- Aim of the task:
Scan the lines below for the string "subtitle" and copy every one that has it.

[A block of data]

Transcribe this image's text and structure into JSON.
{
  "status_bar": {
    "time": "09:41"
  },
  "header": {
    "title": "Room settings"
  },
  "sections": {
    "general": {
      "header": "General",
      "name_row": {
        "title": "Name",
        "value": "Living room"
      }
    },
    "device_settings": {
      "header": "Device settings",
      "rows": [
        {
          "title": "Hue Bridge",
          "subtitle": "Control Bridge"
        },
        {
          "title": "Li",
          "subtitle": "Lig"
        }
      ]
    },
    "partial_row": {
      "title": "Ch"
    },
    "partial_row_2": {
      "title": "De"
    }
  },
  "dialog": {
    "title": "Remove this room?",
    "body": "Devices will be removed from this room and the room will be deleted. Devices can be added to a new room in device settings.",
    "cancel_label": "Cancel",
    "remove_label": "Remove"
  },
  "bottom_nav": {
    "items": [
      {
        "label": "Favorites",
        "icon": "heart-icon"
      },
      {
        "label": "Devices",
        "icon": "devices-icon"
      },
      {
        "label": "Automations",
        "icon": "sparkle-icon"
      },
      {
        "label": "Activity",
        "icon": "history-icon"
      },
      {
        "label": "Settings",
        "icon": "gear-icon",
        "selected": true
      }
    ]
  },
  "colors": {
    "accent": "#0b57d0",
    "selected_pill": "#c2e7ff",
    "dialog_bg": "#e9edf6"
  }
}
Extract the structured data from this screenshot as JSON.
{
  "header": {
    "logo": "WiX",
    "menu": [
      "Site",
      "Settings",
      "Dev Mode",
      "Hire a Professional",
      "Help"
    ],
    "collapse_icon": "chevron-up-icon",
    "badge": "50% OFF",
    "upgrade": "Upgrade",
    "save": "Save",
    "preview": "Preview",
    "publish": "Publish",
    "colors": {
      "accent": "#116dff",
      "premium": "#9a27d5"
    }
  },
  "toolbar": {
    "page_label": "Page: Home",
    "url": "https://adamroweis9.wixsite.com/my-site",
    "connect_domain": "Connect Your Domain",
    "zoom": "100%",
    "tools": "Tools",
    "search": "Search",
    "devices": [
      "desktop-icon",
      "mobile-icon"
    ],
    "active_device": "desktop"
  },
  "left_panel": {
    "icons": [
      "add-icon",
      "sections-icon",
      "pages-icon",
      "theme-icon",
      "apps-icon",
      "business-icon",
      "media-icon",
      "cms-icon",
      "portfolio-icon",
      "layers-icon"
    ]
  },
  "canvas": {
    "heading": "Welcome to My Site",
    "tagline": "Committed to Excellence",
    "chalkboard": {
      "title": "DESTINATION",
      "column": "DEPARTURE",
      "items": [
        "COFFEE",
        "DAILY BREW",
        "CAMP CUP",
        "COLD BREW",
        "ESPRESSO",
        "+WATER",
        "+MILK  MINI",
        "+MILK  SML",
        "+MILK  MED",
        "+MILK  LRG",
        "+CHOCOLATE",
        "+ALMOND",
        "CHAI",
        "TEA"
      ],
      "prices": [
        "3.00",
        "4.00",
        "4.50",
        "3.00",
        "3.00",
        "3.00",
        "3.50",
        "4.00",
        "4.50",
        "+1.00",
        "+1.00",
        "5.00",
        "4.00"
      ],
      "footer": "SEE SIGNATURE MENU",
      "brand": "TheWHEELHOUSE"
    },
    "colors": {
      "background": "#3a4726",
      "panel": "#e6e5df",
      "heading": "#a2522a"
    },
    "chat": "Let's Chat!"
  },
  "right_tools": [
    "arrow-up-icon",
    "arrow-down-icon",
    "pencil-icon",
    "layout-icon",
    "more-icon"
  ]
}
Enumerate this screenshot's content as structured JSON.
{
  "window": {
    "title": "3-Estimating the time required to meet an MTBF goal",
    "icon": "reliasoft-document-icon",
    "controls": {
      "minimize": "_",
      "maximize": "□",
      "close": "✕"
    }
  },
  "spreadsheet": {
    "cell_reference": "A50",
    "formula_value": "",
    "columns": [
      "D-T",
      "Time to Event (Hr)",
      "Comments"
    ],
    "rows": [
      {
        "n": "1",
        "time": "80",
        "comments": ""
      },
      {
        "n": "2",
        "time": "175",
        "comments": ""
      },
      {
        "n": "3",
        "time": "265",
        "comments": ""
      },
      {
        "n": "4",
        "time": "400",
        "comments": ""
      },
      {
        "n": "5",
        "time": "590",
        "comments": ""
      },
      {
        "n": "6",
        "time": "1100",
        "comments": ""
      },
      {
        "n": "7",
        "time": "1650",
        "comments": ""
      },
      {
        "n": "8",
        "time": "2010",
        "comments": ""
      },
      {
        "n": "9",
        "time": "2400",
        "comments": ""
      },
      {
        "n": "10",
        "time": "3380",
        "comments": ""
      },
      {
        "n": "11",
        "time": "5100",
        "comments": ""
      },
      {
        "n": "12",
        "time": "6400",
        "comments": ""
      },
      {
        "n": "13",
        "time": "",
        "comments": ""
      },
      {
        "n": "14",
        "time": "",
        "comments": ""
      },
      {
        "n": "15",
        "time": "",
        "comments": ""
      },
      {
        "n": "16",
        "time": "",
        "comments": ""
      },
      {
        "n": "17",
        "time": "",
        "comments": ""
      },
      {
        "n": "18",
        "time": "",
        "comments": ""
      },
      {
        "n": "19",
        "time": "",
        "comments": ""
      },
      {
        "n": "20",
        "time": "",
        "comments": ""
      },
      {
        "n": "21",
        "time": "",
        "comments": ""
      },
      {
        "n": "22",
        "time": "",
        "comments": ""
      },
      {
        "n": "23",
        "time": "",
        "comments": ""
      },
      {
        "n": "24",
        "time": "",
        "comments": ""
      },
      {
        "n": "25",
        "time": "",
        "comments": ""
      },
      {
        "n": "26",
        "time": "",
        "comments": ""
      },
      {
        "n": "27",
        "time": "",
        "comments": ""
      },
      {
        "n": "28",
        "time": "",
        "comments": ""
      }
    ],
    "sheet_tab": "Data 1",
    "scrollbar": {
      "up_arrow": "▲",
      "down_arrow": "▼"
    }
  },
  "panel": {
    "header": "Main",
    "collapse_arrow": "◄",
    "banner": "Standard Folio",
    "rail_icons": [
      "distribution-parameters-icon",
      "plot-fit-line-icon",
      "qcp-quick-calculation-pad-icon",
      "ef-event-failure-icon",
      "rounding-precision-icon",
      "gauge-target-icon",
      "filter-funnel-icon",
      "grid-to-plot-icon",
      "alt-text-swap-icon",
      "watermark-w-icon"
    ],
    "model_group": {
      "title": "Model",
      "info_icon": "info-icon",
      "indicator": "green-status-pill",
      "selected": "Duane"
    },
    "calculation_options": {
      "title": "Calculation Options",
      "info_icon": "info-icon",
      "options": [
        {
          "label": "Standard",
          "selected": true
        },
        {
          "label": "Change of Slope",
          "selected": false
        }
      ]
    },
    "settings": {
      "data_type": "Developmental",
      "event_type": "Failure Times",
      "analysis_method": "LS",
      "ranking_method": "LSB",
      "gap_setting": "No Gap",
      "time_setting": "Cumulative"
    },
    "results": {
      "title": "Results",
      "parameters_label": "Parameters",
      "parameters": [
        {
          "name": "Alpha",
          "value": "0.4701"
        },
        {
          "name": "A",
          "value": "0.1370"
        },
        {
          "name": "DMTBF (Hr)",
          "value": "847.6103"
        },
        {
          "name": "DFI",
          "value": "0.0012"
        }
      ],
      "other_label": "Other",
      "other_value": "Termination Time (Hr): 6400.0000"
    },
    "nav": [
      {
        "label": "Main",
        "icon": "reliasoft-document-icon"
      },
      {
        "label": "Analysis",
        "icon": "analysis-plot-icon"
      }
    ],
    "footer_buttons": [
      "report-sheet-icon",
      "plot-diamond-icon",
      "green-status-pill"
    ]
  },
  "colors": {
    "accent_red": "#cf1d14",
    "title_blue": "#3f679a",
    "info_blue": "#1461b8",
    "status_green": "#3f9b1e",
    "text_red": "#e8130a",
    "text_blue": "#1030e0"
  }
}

- Answer below:
          "subtitle": "Control Bridge"
          "subtitle": "Lig"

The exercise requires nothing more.